SET TASK
Reproduce all of the data exactly.

Dataset items
□ □ □ □ □
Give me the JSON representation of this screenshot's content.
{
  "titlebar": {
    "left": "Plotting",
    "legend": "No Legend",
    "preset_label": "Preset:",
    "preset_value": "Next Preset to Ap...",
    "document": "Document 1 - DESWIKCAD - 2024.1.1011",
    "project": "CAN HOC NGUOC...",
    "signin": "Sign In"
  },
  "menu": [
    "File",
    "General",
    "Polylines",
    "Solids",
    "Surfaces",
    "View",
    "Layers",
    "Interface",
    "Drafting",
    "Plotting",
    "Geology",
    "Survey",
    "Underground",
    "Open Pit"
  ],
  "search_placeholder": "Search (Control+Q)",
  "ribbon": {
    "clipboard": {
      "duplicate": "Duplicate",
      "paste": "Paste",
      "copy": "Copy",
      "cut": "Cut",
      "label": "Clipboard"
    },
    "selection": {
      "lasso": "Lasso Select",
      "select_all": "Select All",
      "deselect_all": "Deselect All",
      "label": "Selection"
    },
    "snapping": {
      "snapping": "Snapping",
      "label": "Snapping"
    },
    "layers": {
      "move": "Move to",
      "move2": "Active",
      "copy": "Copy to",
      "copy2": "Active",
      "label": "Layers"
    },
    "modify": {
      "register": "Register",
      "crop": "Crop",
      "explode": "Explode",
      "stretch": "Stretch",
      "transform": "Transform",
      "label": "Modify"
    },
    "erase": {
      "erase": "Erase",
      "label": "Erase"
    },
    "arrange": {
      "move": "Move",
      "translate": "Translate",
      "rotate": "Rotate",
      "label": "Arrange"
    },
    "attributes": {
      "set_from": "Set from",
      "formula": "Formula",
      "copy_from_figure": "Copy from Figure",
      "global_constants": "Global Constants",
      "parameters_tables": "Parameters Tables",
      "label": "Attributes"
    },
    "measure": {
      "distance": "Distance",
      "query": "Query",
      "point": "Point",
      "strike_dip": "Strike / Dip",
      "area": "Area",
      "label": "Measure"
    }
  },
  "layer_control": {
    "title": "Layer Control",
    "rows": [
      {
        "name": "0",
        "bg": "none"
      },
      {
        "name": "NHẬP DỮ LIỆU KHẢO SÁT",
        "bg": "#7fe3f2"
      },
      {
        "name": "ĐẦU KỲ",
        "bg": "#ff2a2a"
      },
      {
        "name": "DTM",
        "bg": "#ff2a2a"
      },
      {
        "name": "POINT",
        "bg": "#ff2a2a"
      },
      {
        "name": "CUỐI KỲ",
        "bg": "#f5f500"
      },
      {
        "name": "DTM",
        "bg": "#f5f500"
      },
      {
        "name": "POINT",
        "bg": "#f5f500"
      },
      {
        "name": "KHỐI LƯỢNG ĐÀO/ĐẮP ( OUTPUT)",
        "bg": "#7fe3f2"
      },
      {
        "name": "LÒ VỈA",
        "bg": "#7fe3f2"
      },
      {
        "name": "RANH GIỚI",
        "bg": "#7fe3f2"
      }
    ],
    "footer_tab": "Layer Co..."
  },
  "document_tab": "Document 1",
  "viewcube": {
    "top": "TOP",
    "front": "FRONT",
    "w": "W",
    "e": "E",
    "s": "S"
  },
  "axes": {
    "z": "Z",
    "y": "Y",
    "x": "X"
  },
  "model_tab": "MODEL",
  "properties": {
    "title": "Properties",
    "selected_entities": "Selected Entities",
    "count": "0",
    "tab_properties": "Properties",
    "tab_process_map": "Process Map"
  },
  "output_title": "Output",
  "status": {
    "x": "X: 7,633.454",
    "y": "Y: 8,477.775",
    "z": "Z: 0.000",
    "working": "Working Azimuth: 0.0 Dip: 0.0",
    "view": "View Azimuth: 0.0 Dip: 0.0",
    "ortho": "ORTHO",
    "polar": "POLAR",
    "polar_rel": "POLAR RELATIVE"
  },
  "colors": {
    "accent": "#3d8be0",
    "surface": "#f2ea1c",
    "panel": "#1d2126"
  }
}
□ □ □ □ □
FINAL ANSWER
Give me the JSON representation of this screenshot's content.
{
  "titlebar": {
    "left": "Plotting",
    "legend": "No Legend",
    "preset_label": "Preset:",
    "preset_value": "Next Preset to Ap...",
    "document": "Document 1 - DESWIKCAD - 2024.1.1011",
    "project": "CAN HOC NGUOC...",
    "signin": "Sign In"
  },
  "menu": [
    "File",
    "General",
    "Polylines",
    "Solids",
    "Surfaces",
    "View",
    "Layers",
    "Interface",
    "Drafting",
    "Plotting",
    "Geology",
    "Survey",
    "Underground",
    "Open Pit"
  ],
  "search_placeholder": "Search (Control+Q)",
  "ribbon": {
    "clipboard": {
      "duplicate": "Duplicate",
      "paste": "Paste",
      "copy": "Copy",
      "cut": "Cut",
      "label": "Clipboard"
    },
    "selection": {
      "lasso": "Lasso Select",
      "select_all": "Select All",
      "deselect_all": "Deselect All",
      "label": "Selection"
    },
    "snapping": {
      "snapping": "Snapping",
      "label": "Snapping"
    },
    "layers": {
      "move": "Move to",
      "move2": "Active",
      "copy": "Copy to",
      "copy2": "Active",
      "label": "Layers"
    },
    "modify": {
      "register": "Register",
      "crop": "Crop",
      "explode": "Explode",
      "stretch": "Stretch",
      "transform": "Transform",
      "label": "Modify"
    },
    "erase": {
      "erase": "Erase",
      "label": "Erase"
    },
    "arrange": {
      "move": "Move",
      "translate": "Translate",
      "rotate": "Rotate",
      "label": "Arrange"
    },
    "attributes": {
      "set_from": "Set from",
      "formula": "Formula",
      "copy_from_figure": "Copy from Figure",
      "global_constants": "Global Constants",
      "parameters_tables": "Parameters Tables",
      "label": "Attributes"
    },
    "measure": {
      "distance": "Distance",
      "query": "Query",
      "point": "Point",
      "strike_dip": "Strike / Dip",
      "area": "Area",
      "label": "Measure"
    }
  },
  "layer_control": {
    "title": "Layer Control",
    "rows": [
      {
        "name": "0",
        "bg": "none"
      },
      {
        "name": "NHẬP DỮ LIỆU KHẢO SÁT",
        "bg": "#7fe3f2"
      },
      {
        "name": "ĐẦU KỲ",
        "bg": "#ff2a2a"
      },
      {
        "name": "DTM",
        "bg": "#ff2a2a"
      },
      {
        "name": "POINT",
        "bg": "#ff2a2a"
      },
      {
        "name": "CUỐI KỲ",
        "bg": "#f5f500"
      },
      {
        "name": "DTM",
        "bg": "#f5f500"
      },
      {
        "name": "POINT",
        "bg": "#f5f500"
      },
      {
        "name": "KHỐI LƯỢNG ĐÀO/ĐẮP ( OUTPUT)",
        "bg": "#7fe3f2"
      },
      {
        "name": "LÒ VỈA",
        "bg": "#7fe3f2"
      },
      {
        "name": "RANH GIỚI",
        "bg": "#7fe3f2"
      }
    ],
    "footer_tab": "Layer Co..."
  },
  "document_tab": "Document 1",
  "viewcube": {
    "top": "TOP",
    "front": "FRONT",
    "w": "W",
    "e": "E",
    "s": "S"
  },
  "axes": {
    "z": "Z",
    "y": "Y",
    "x": "X"
  },
  "model_tab": "MODEL",
  "properties": {
    "title": "Properties",
    "selected_entities": "Selected Entities",
    "count": "0",
    "tab_properties": "Properties",
    "tab_process_map": "Process Map"
  },
  "output_title": "Output",
  "status": {
    "x": "X: 7,633.454",
    "y": "Y: 8,477.775",
    "z": "Z: 0.000",
    "working": "Working Azimuth: 0.0 Dip: 0.0",
    "view": "View Azimuth: 0.0 Dip: 0.0",
    "ortho": "ORTHO",
    "polar": "POLAR",
    "polar_rel": "POLAR RELATIVE"
  },
  "colors": {
    "accent": "#3d8be0",
    "surface": "#f2ea1c",
    "panel": "#1d2126"
  }
}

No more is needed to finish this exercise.